++++ TEXTAUSZUG ++++
Es wird über Digitalisierung in Deutschland viel geredet, aber zu wenig gehandelt. Dieses Thema wurde für mein Verständnis nicht deutlich genug herausgestellt. Digitalisierung treibt den Markt. Allerdings ist der einzelne Arzt mitunter viel weiter als das System oder der Staat. Wenn da nicht ein Quantensprung nach vorne gemacht und Dinge, die heute bereits Realität sind, mit einbezogen werden, dann läuft man der Entwicklung hinterher und wird irgendwann enorme Nachteile haben. Viele Jahre hat man über Themen wie das E-Rezept oder die elektronische Patientenakte diskutiert. Das E-Health-Gesetz hat etwas Bewegung gebracht, doch es braucht mehr Tempo. Eine übergeordnete Digital-Health-Strategie mit klaren und transparenten Leitplanken könnte den Prozess beschleunigen. Der einzelne Heilberufler würde sicher von einem gesamthaften Konzept profitieren, in dessen Entwicklung die Standesorganisationen und Politik gleichermaßen eingebunden werden.
++++ VORLIEGENDES MATERIAL ++++
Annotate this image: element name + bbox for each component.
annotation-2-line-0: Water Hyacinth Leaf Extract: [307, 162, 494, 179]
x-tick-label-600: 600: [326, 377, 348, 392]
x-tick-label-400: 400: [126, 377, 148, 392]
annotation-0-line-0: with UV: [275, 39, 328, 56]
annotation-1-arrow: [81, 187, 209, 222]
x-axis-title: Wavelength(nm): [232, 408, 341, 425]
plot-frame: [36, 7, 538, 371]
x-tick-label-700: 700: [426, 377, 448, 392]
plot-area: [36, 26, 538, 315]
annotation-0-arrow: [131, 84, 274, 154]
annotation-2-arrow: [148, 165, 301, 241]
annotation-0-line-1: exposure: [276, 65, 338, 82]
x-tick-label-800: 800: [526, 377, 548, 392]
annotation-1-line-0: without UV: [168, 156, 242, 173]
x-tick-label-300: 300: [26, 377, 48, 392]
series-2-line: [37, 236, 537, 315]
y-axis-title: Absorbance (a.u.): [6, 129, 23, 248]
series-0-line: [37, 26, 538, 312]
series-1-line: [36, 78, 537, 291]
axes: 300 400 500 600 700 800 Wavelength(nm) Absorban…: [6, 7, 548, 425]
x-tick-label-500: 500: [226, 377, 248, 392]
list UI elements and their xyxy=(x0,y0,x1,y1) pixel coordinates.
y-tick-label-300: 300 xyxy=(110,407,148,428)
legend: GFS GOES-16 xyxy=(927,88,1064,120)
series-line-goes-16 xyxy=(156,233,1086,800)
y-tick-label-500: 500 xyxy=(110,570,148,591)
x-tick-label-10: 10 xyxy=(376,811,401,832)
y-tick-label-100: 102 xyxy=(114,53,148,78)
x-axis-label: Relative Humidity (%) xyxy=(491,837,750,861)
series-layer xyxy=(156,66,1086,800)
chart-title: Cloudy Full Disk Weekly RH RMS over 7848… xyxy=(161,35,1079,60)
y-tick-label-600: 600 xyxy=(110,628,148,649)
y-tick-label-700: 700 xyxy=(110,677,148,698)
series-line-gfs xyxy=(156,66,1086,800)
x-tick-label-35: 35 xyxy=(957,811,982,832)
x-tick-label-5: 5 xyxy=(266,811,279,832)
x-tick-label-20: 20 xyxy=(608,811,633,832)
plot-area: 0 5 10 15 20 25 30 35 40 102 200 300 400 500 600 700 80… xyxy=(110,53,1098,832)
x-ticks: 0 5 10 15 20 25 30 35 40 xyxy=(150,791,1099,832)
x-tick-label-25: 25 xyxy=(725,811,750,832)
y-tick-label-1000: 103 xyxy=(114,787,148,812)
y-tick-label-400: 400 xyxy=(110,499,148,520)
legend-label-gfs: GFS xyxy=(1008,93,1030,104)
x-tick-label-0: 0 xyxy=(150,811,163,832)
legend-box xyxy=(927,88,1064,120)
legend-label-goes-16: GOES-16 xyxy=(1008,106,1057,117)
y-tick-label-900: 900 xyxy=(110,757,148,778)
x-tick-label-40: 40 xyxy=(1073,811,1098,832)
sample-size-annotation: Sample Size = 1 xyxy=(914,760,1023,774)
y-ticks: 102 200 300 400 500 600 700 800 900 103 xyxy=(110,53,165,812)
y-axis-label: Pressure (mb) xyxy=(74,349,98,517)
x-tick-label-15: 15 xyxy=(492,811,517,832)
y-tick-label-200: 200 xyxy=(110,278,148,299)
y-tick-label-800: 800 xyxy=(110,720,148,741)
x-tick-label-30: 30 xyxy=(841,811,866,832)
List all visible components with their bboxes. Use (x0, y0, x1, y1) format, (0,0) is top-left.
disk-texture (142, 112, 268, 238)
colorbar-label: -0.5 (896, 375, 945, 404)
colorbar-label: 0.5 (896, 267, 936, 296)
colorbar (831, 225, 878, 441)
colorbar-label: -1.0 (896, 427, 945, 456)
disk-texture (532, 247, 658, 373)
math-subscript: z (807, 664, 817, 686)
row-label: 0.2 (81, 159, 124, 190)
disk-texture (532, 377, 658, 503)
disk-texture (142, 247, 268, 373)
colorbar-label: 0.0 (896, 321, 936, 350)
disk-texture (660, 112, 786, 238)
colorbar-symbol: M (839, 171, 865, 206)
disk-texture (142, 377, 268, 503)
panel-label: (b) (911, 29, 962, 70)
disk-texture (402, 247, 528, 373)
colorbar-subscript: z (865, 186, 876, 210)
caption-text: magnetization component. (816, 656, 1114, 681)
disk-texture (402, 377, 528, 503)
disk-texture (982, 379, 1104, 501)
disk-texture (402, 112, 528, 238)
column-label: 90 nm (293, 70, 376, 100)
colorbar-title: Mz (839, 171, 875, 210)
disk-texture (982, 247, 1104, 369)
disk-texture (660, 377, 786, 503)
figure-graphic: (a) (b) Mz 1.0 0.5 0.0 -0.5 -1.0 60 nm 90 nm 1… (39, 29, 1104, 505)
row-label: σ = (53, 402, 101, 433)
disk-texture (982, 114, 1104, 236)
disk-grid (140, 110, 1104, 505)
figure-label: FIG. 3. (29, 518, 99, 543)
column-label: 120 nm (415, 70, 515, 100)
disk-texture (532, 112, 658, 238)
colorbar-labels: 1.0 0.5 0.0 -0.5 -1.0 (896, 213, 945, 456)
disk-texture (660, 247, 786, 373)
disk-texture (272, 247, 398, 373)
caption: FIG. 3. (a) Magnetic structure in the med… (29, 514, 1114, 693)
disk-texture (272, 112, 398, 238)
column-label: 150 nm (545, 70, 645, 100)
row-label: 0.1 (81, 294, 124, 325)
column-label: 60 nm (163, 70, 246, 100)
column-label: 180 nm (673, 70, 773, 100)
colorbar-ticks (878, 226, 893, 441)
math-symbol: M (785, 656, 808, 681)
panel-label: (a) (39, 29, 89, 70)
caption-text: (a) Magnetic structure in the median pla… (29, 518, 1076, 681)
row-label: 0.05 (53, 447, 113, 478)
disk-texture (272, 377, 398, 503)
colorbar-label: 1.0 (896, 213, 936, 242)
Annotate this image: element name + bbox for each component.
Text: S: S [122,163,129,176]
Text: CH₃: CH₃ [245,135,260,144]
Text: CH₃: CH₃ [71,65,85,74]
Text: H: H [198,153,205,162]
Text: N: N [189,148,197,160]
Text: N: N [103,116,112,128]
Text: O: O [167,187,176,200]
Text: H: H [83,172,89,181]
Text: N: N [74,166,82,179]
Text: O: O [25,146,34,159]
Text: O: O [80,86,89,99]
++++
ZUR AUFGABE -> Gib den Textauszug über Digitalisierung im Gesundheitswesen vollständig und wortgetreu wieder.

ERGEBNIS ->
Es wird über Digitalisierung in Deutschland viel geredet, aber zu wenig gehandelt. Dieses Thema wurde für mein Verständnis nicht deutlich genug herausgestellt. Digitalisierung treibt den Markt. Allerdings ist der einzelne Arzt mitunter viel weiter als das System oder der Staat. Wenn da nicht ein Quantensprung nach vorne gemacht und Dinge, die heute bereits Realität sind, mit einbezogen werden, dann läuft man der Entwicklung hinterher und wird irgendwann enorme Nachteile haben. Viele Jahre hat man über Themen wie das E-Rezept oder die elektronische Patientenakte diskutiert. Das E-Health-Gesetz hat etwas Bewegung gebracht, doch es braucht mehr Tempo. Eine übergeordnete Digital-Health-Strategie mit klaren und transparenten Leitplanken könnte den Prozess beschleunigen. Der einzelne Heilberufler würde sicher von einem gesamthaften Konzept profitieren, in dessen Entwicklung die Standesorganisationen und Politik gleichermaßen eingebunden werden.